**EXERCISE INPUT**
────────────────────────────────────────
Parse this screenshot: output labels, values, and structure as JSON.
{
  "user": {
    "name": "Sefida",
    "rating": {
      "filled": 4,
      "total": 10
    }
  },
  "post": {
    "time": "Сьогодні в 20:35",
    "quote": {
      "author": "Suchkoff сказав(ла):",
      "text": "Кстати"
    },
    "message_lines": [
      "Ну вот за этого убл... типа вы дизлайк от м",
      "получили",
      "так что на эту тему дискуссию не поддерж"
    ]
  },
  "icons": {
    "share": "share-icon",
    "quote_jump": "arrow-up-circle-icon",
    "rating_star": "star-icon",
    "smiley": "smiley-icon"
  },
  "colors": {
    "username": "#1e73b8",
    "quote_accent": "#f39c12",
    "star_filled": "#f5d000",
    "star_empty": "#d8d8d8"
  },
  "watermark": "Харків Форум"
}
────────────────────────────────────────
Print the entries exactly. Include every one.

**RESPONSE**
Parse this screenshot: output labels, values, and structure as JSON.
{
  "user": {
    "name": "Sefida",
    "rating": {
      "filled": 4,
      "total": 10
    }
  },
  "post": {
    "time": "Сьогодні в 20:35",
    "quote": {
      "author": "Suchkoff сказав(ла):",
      "text": "Кстати"
    },
    "message_lines": [
      "Ну вот за этого убл... типа вы дизлайк от м",
      "получили",
      "так что на эту тему дискуссию не поддерж"
    ]
  },
  "icons": {
    "share": "share-icon",
    "quote_jump": "arrow-up-circle-icon",
    "rating_star": "star-icon",
    "smiley": "smiley-icon"
  },
  "colors": {
    "username": "#1e73b8",
    "quote_accent": "#f39c12",
    "star_filled": "#f5d000",
    "star_empty": "#d8d8d8"
  },
  "watermark": "Харків Форум"
}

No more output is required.